Input material –
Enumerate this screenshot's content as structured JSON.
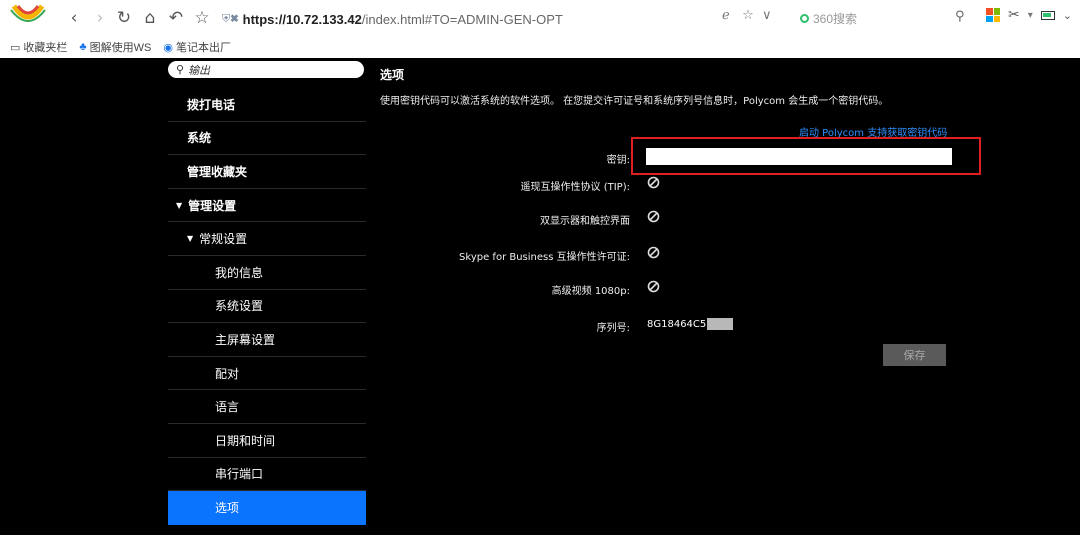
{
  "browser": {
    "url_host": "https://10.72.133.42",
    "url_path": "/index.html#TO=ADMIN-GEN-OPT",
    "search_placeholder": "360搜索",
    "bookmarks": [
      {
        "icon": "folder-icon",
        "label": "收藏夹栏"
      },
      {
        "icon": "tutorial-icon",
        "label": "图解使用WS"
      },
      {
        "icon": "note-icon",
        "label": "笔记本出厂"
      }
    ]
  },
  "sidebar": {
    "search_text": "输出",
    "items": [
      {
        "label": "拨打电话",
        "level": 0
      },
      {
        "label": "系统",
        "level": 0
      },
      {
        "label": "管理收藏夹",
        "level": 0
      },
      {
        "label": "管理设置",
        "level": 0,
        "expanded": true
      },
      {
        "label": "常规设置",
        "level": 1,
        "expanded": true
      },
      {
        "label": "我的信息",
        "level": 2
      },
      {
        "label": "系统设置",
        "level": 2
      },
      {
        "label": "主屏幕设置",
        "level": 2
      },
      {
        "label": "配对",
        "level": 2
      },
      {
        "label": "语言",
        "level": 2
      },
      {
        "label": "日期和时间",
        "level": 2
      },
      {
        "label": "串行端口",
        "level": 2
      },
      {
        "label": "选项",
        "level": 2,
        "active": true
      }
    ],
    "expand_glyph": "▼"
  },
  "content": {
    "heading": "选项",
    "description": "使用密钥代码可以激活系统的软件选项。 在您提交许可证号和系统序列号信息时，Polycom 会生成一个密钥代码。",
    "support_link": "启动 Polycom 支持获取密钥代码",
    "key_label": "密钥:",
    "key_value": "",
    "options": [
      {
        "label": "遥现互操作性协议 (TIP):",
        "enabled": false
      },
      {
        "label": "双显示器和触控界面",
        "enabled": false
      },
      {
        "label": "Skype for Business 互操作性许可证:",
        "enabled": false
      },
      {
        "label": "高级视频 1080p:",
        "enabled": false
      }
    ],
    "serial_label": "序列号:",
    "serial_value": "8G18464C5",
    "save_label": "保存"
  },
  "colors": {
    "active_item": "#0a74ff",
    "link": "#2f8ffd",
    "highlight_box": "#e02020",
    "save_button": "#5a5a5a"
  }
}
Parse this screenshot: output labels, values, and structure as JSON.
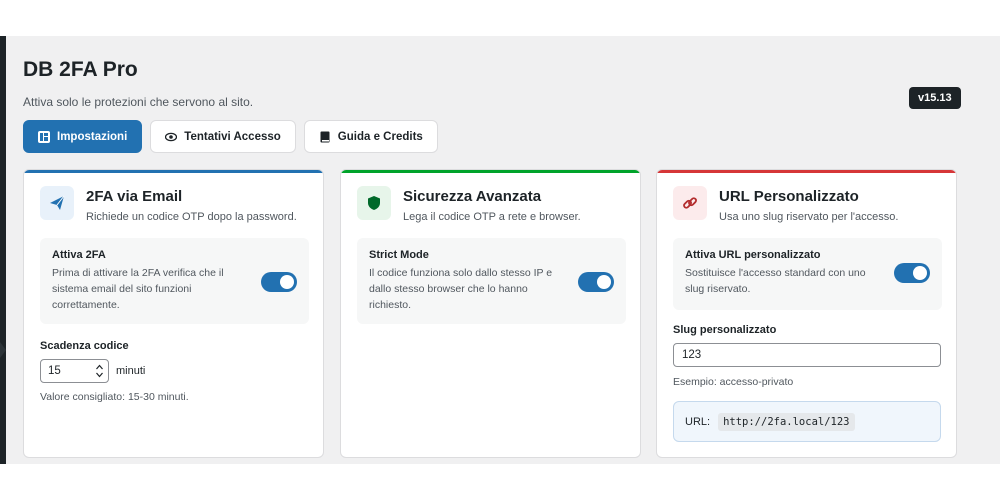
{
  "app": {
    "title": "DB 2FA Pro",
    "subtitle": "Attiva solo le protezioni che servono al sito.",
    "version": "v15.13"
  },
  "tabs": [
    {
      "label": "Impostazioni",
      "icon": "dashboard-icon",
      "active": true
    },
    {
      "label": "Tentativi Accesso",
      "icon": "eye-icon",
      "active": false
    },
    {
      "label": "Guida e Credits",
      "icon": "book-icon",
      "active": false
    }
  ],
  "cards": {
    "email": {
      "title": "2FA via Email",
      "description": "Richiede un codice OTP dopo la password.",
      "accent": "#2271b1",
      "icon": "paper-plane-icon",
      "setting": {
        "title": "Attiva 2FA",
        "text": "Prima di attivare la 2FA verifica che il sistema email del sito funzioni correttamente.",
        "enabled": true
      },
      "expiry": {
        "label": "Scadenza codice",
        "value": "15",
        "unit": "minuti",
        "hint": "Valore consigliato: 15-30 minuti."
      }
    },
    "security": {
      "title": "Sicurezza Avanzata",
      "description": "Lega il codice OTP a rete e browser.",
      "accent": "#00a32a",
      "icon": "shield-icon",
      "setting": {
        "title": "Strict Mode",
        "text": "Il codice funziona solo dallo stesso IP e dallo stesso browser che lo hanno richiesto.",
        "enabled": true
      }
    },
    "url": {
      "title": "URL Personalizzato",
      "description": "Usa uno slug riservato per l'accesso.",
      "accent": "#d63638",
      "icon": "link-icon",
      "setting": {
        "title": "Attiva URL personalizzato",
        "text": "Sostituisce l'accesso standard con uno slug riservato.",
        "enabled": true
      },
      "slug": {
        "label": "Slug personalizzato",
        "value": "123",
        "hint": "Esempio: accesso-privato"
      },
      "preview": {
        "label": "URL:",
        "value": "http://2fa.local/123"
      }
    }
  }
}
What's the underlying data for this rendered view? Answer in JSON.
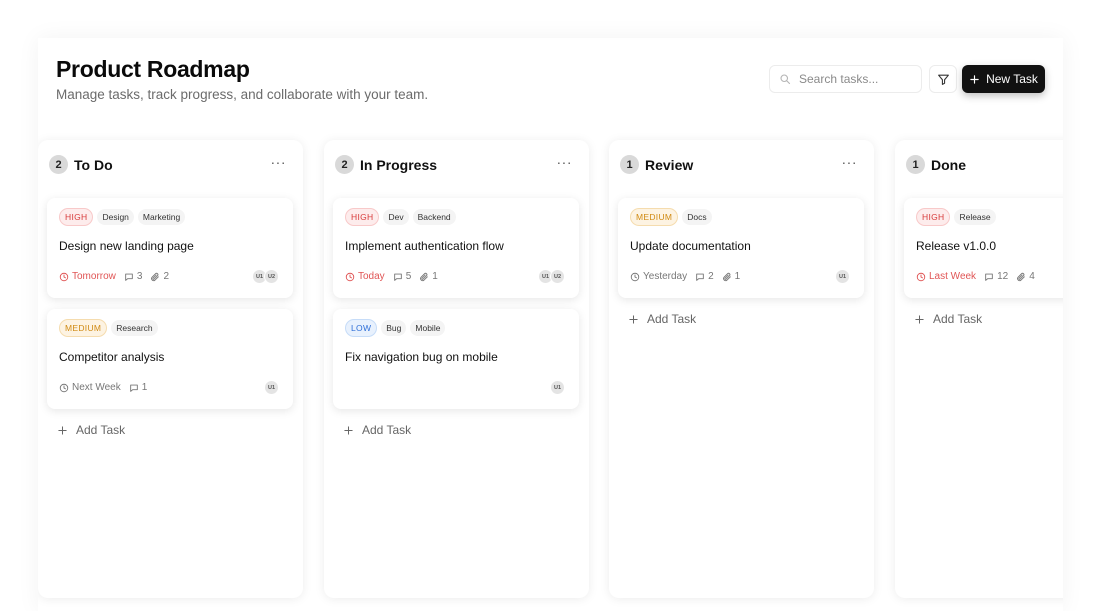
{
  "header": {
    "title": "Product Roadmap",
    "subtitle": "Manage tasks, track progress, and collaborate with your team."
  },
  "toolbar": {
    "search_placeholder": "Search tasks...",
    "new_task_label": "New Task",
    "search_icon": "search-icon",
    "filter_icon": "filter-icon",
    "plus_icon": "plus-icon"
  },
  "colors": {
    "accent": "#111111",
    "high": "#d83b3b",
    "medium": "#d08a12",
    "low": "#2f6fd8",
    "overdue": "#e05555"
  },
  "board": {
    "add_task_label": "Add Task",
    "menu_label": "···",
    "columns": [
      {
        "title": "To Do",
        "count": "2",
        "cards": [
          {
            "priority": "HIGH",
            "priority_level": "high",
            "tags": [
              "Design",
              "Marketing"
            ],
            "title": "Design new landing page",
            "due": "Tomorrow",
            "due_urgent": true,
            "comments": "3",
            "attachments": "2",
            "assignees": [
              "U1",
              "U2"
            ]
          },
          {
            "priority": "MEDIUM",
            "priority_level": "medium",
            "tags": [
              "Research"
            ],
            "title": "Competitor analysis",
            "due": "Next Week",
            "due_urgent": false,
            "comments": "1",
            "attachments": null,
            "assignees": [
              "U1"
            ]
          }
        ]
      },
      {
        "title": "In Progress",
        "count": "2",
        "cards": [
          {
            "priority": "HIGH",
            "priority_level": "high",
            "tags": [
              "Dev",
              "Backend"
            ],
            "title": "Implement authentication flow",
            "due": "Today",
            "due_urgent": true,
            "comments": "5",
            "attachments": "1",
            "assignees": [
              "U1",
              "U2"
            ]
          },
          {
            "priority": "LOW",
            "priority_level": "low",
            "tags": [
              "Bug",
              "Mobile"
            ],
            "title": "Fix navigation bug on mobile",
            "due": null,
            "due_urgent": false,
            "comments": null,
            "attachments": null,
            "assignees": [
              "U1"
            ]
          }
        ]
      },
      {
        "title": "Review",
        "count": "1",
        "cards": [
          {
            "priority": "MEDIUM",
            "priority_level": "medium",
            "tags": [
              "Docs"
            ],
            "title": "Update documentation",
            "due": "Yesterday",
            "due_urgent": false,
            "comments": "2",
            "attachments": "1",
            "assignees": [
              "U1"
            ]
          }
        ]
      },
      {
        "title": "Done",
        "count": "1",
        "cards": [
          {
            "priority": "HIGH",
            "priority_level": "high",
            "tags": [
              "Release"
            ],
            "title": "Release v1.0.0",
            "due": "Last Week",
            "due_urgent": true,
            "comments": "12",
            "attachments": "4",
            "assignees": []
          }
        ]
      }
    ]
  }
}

* * *

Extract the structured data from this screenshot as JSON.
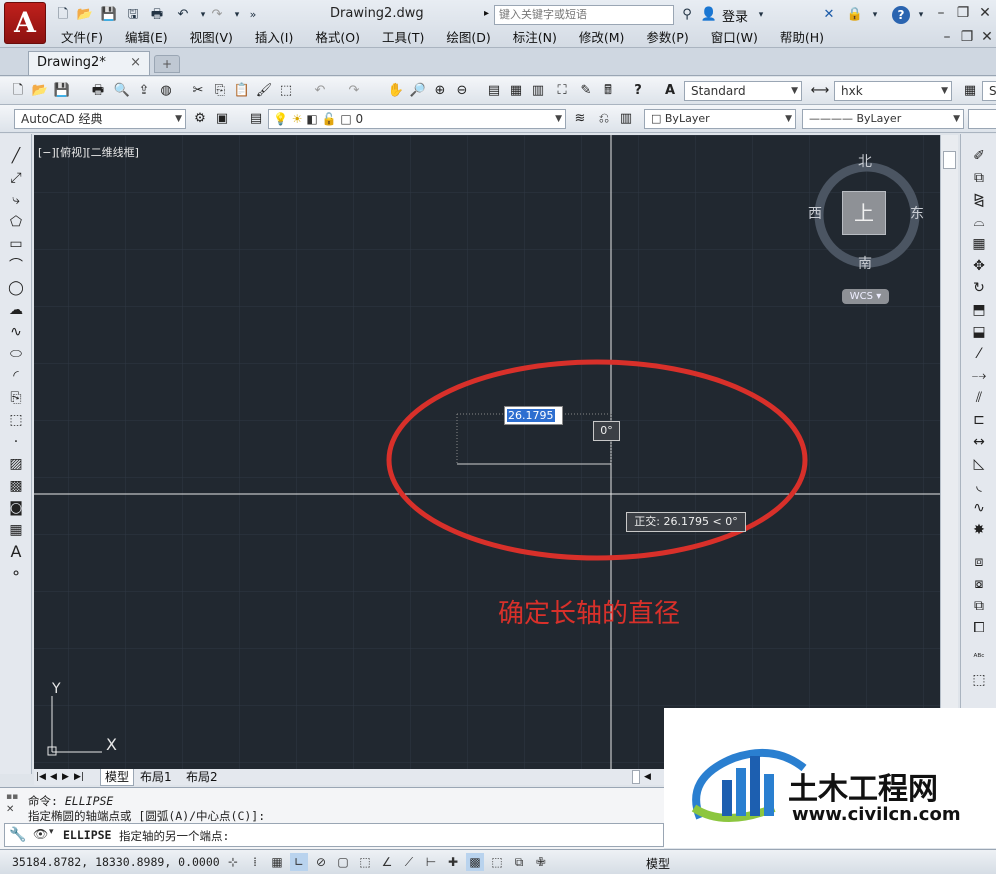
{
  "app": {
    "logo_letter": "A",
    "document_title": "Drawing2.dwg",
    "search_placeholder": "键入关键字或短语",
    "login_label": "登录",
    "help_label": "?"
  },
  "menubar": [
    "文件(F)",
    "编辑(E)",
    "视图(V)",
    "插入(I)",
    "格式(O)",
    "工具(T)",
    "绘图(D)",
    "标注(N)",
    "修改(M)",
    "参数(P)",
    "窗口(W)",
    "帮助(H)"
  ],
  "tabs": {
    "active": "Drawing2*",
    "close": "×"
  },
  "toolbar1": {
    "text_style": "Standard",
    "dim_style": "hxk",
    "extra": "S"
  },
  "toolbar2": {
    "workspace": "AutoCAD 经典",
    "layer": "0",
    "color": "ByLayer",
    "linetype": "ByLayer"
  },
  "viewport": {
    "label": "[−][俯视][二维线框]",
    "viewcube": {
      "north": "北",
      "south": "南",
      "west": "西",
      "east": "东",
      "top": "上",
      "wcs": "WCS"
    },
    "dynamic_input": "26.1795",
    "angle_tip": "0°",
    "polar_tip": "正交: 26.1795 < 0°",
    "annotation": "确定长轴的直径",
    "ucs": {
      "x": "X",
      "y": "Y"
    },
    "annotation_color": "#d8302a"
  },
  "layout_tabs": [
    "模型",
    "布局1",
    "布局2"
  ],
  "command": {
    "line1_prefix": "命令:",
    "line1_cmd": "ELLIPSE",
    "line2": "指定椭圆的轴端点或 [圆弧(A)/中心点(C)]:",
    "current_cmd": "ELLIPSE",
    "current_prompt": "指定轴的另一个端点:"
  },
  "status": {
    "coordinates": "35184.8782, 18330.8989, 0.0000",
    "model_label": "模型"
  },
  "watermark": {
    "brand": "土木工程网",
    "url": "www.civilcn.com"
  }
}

Task requirements – Scan the material above. Return every line containing the string "minuti".

Solution for this exercise –
        "unit": "minuti",
        "hint": "Valore consigliato: 15-30 minuti."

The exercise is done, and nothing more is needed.